======== Article ========
Ultra résistants et écologiques, les bardeaux de bois réapparaissent progressivement. Ils ne sont plus qu’une dizaine en France à les fabriquer et à perpétuer ainsi la tradition. Dont Gabriel Darcy installé depuis peu dans le Périgord Noir au plus près de sa matière première : le châtaignier. 

Ensoleillé, le plateau de Pech Jouan à Archignac offre sa vue sur la vallée, les forêts de châtaigniers et leurs feuilles finement dentelées. L’Atelier du châtaignier de Gabriel Darcy embaume le bois fraîchement travaillé, il est 9 heures et ça pourrait être un moment idéal pour un café. Mais l’artisan bardelier a à cœur de partager sa passion des bardeaux de bois, ces planchettes de châtaignier qu’il travaille depuis maintenant plusieurs années, à Archignac. Il doit répondre au téléphone souvent aussi, reflet d’un carnet de commande rempli. Devant son atelier, 70 m3 de troncs attendent d’être débités en «  quartier alterné  », suivant des techniques et une dextérité ancestrales.

« Autrefois, on voyait beaucoup de toits en bois dans les régions forestières. On utilisait le bois pour les toitures de châteaux mais aussi les simples maisons, surtout dans les régions montagneuses où les toitures en bardeaux peuvent supporter le gel et le poids de la neige. Les Églises des Carpates sont encore recouvertes de bois. En Périgord, le clocher du cloître de Cadouin et beaucoup de moulins du bergeracois ont un toit de bois », souligne celui dont le coup de cœur pour le bardeau de châtaignier n’est pas si ancien. «  Dans la Creuse, à Anzême, avec ma femme, nous vivions en face de l’église et de sa toiture en bardeaux. J’étais fasciné par les reflets changeants de la toiture selon la lumière du jour », se souvient l’ancien jardinier paysagiste aux allures de bûcheron. Quand il s’installe en Périgord, il travaille pendant huit ans aux Jardins de Marqueyssac et d’Eyrignac et se rapproche des feuillardiers, ces artisans qui fabriquent des cercles en lattes de châtaigniers enserrant les tonneaux de vin. En 2020, il se lance dans la réalisation du toit de son atelier en bardeaux de bois. C’est le début de l’admiration pour ces planchettes qui donnent aux toitures l’allure d’immenses claviers de piano aux grandes touches châtains… Il monte alors son entreprise et rejoint officiellement le cercle très restreint des onze artisans bardeliers français.
======== Section des données ========
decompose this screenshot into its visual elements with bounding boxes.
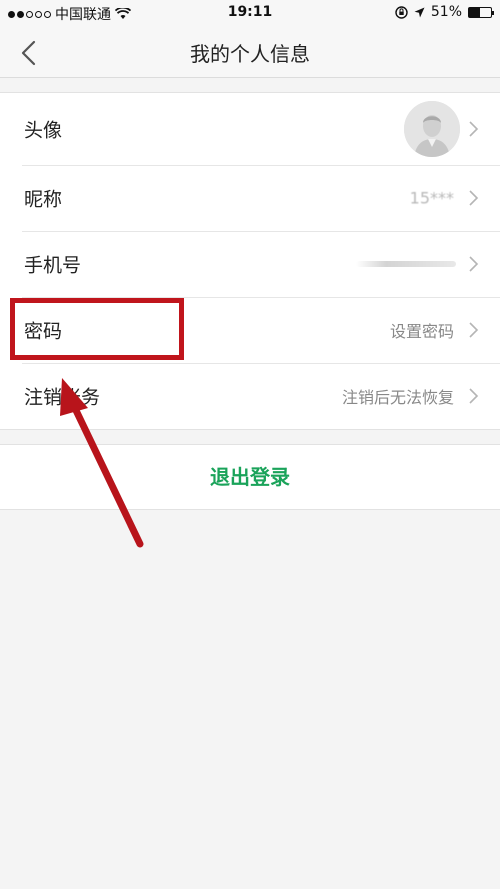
status-bar: 中国联通 19:11 51% xyxy=(0,0,500,26)
chevron-right-icon xyxy=(469,322,479,338)
nickname-value: 15*** xyxy=(409,188,454,208)
avatar-label: 头像 xyxy=(24,119,63,142)
status-right: 51% xyxy=(395,4,494,20)
avatar xyxy=(404,101,460,157)
chevron-right-icon xyxy=(469,121,479,137)
chevron-right-icon xyxy=(469,190,479,206)
location-icon xyxy=(414,7,425,17)
phone-value-mask xyxy=(356,261,456,267)
chevron-right-icon xyxy=(469,388,479,404)
nickname-label: 昵称 xyxy=(24,188,63,211)
phone-row[interactable]: 手机号 xyxy=(0,231,500,297)
navigation-bar: 我的个人信息 xyxy=(0,26,500,78)
logout-button[interactable]: 退出登录 xyxy=(0,445,500,509)
deregister-label: 注销账务 xyxy=(24,386,101,409)
password-value: 设置密码 xyxy=(389,322,454,341)
chevron-right-icon xyxy=(469,256,479,272)
default-avatar-icon xyxy=(404,101,460,157)
logout-panel: 退出登录 xyxy=(0,444,500,510)
avatar-row[interactable]: 头像 xyxy=(0,93,500,165)
annotation-highlight-box xyxy=(10,298,184,360)
battery-percent: 51% xyxy=(430,4,462,20)
deregister-value: 注销后无法恢复 xyxy=(341,388,454,407)
page-title: 我的个人信息 xyxy=(190,42,310,66)
battery-icon xyxy=(468,6,494,18)
nickname-row[interactable]: 昵称 15*** xyxy=(0,165,500,231)
deregister-account-row[interactable]: 注销账务 注销后无法恢复 xyxy=(0,363,500,429)
battery-level xyxy=(469,7,481,17)
phone-label: 手机号 xyxy=(24,254,82,277)
profile-info-list: 头像 昵称 15*** 手机号 密码 设置密码 注销账务 注销后无法恢复 xyxy=(0,92,500,430)
orientation-lock-icon xyxy=(395,5,408,19)
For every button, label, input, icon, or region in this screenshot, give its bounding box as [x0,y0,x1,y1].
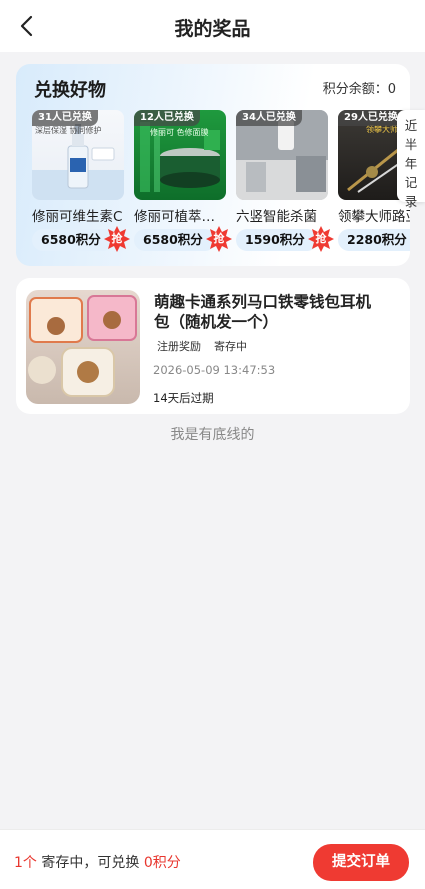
product-name: 六竖智能杀菌 [236,209,317,225]
grab-button[interactable]: 抢 [104,226,130,252]
page-title: 我的奖品 [174,18,251,40]
product-price: 6580积分 [32,229,114,251]
bottom-bar: 1个 寄存中，可兑换 0积分 提交订单 [0,829,425,889]
prize-timestamp: 2026-05-09 13:47:53 [153,363,276,377]
grab-button[interactable]: 抢 [206,226,232,252]
points-balance: 积分余额：0 [322,82,396,97]
submit-order-button[interactable]: 提交订单 [313,844,409,881]
footer-summary: 1个 寄存中，可兑换 0积分 [14,855,181,871]
prize-status-tag: 寄存中 [214,340,247,353]
exchange-count-badge: 29人已兑换 [338,110,404,126]
stored-count: 1个 [14,855,37,871]
history-tab[interactable]: 近 半 年 记 录 [397,110,425,209]
product-card[interactable]: 34人已兑换 六竖智能杀菌 1590积分 抢 [236,110,334,260]
exchange-section: 兑换好物 积分余额：0 深层保湿 协同修护 31人已兑换 修丽可维生素C 658… [16,64,410,266]
prize-item[interactable]: 萌趣卡通系列马口铁零钱包耳机包（随机发一个） 注册奖励 寄存中 2026-05-… [16,278,410,414]
product-price: 6580积分 [134,229,216,251]
top-bar: 我的奖品 [0,0,425,52]
product-name: 修丽可植萃精华 [134,209,226,225]
redeemable-points: 0积分 [143,855,181,871]
grab-button[interactable]: 抢 [308,226,334,252]
product-name: 修丽可维生素C [32,209,123,225]
prize-image [26,290,140,404]
exchange-count-badge: 34人已兑换 [236,110,302,126]
prize-title: 萌趣卡通系列马口铁零钱包耳机包（随机发一个） [154,293,372,331]
product-price: 2280积分 [338,229,410,251]
prize-source-tag: 注册奖励 [157,340,201,353]
list-end-text: 我是有底线的 [170,427,255,443]
product-price: 1590积分 [236,229,318,251]
prize-expiry: 14天后过期 [153,391,214,405]
product-card[interactable]: 深层保湿 协同修护 31人已兑换 修丽可维生素C 6580积分 抢 [32,110,130,260]
exchange-count-badge: 12人已兑换 [134,110,200,126]
exchange-count-badge: 31人已兑换 [32,110,98,126]
exchange-title: 兑换好物 [34,80,106,101]
product-card[interactable]: 修丽可 色修面膜 12人已兑换 修丽可植萃精华 6580积分 抢 [134,110,232,260]
product-carousel[interactable]: 深层保湿 协同修护 31人已兑换 修丽可维生素C 6580积分 抢 修丽可 色修… [32,110,410,260]
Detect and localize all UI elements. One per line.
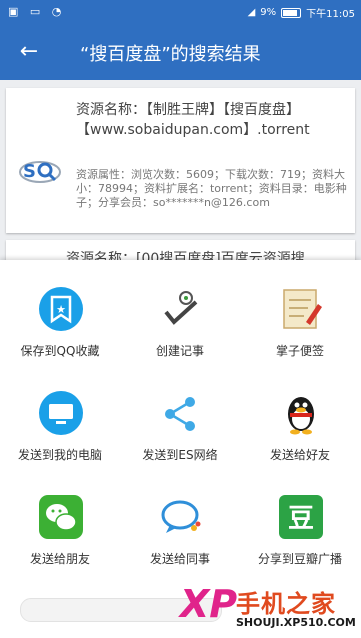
share-item-qq-friend[interactable]: 发送给好友 xyxy=(240,384,360,484)
share-item-label: 创建记事 xyxy=(155,344,204,358)
watermark-brand: 手机之家 xyxy=(236,590,336,618)
results-list: S 资源名称：【制胜王牌】【搜百度盘】【www.sobaidupan.com】.… xyxy=(0,80,361,280)
share-item-label: 分享到豆瓣广播 xyxy=(257,552,342,566)
app-bar: ← “搜百度盘”的搜索结果 xyxy=(0,24,361,80)
notification-icons: ▣ ▭ ◔ xyxy=(8,5,66,18)
wechat-icon xyxy=(39,495,83,539)
qq-penguin-icon xyxy=(288,397,314,435)
share-item-label: 保存到QQ收藏 xyxy=(20,344,100,358)
es-share-icon xyxy=(165,397,195,431)
share-item-create-note[interactable]: 创建记事 xyxy=(120,280,240,380)
share-item-douban[interactable]: 豆 分享到豆瓣广播 xyxy=(240,488,360,588)
watermark-logo: XP xyxy=(180,582,238,626)
sobaidu-logo-icon: S xyxy=(19,161,61,183)
share-item-colleague[interactable]: 发送给同事 xyxy=(120,488,240,588)
svg-text:S: S xyxy=(23,161,36,182)
my-computer-icon xyxy=(39,391,83,435)
share-item-label: 发送给朋友 xyxy=(29,552,90,566)
battery-icon xyxy=(281,7,302,18)
clock: 下午11:05 xyxy=(306,9,355,20)
share-item-label: 发送给好友 xyxy=(269,448,330,462)
qq-favorite-icon: ★ xyxy=(39,287,83,331)
note-icon xyxy=(164,291,198,325)
share-item-label: 发送给同事 xyxy=(149,552,210,566)
resource-name: 资源名称：【制胜王牌】【搜百度盘】【www.sobaidupan.com】.to… xyxy=(76,102,310,138)
status-right: ◢ 9% 下午11:05 xyxy=(248,5,355,20)
share-item-qq-favorite[interactable]: ★ 保存到QQ收藏 xyxy=(0,280,120,380)
share-item-wechat-friend[interactable]: 发送给朋友 xyxy=(0,488,120,588)
battery-percent: 9% xyxy=(260,7,277,18)
svg-text:★: ★ xyxy=(56,303,66,316)
share-item-label: 掌子便签 xyxy=(275,344,324,358)
resource-meta: 资源属性：浏览次数：5609；下载次数：719；资料大小：78994；资料扩展名… xyxy=(76,168,347,209)
share-item-es-network[interactable]: 发送到ES网络 xyxy=(120,384,240,484)
share-item-my-computer[interactable]: 发送到我的电脑 xyxy=(0,384,120,484)
svg-text:豆: 豆 xyxy=(288,504,314,534)
share-item-memo[interactable]: 掌子便签 xyxy=(240,280,360,380)
share-item-label: 发送到我的电脑 xyxy=(17,448,102,462)
back-arrow-icon[interactable]: ← xyxy=(14,37,44,67)
douban-icon: 豆 xyxy=(279,495,323,539)
result-card[interactable]: S 资源名称：【制胜王牌】【搜百度盘】【www.sobaidupan.com】.… xyxy=(6,88,355,233)
status-bar: ▣ ▭ ◔ ◢ 9% 下午11:05 xyxy=(0,0,361,24)
memo-icon xyxy=(283,289,322,329)
share-item-label: 发送到ES网络 xyxy=(142,448,218,462)
signal-icon: ◢ xyxy=(247,7,256,18)
watermark-url: SHOUJI.XP510.COM xyxy=(236,616,356,629)
work-chat-icon xyxy=(161,500,201,533)
watermark: XP 手机之家 SHOUJI.XP510.COM xyxy=(180,578,361,638)
page-title: “搜百度盘”的搜索结果 xyxy=(80,44,261,65)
========
◆ **Travail à réaliser**:
[1] Dans l'article sur les bardeaux de bois, en quelle année Gabriel Darcy se lance-t-il dans la réalisation du toit de son atelier en bardeaux ?
[2] Rédigez la suite de l'article sur les bardeaux de châtaignier à partir de sa dernière phrase.

◆ **Réponses attendues**:
[1] En 2020.

[2]
Entre ses mains, le départoir et la mailloche, les outils traditionnels, ont été remplacés par une fendeuse hydraulique mais l’attention à la matière reste la même. Fendre, effiler, rectifier, nettoyer l’aubier à l’aide de la coutre à queue d’hirondelle puis ajuster le nez du bardeau… Pour être sûr de se faire comprendre, Gabriel Darcy offre un véritable ballet de gestes ajustés.

« Le bardeau doit être fendu dans le sens du fil du bois et non scié ni coupé », insiste-t-il. « C’est ainsi que l’eau suit le fil du bois, glisse rapidement de bardeau en bardeau, sans que le bois fasse éponge. Aussi, pour que l’eau coule mieux, le toit doit avoir une inclinaison d’au moins 30 degrés » précise-t-il. A la faveur de la crise énergétique qui a fait augmenter le prix de la tuile, et des préoccupation environnementales, les toitures en bardeaux de bois sont devenues plus attractives. « Le châtaignier est un bois naturellement imputrescible, il ne nécessite aucun traitement chimique préventif ni curatif. En plus, il se comporte sur un toit comme dans une forêt, c’est un vrai piège à carbone ! ». Selon Gabriel Darcy, les toitures de bois ont une durée de vie de plus de cent ans. De plus, le châtaignier repousse très vite après la coupe, sur souche, limitant ainsi les effets de la déforestation.

Le châtaignier est un bois naturellement imputrescible, il ne nécessite aucun traitement chimique préventif ni curatif.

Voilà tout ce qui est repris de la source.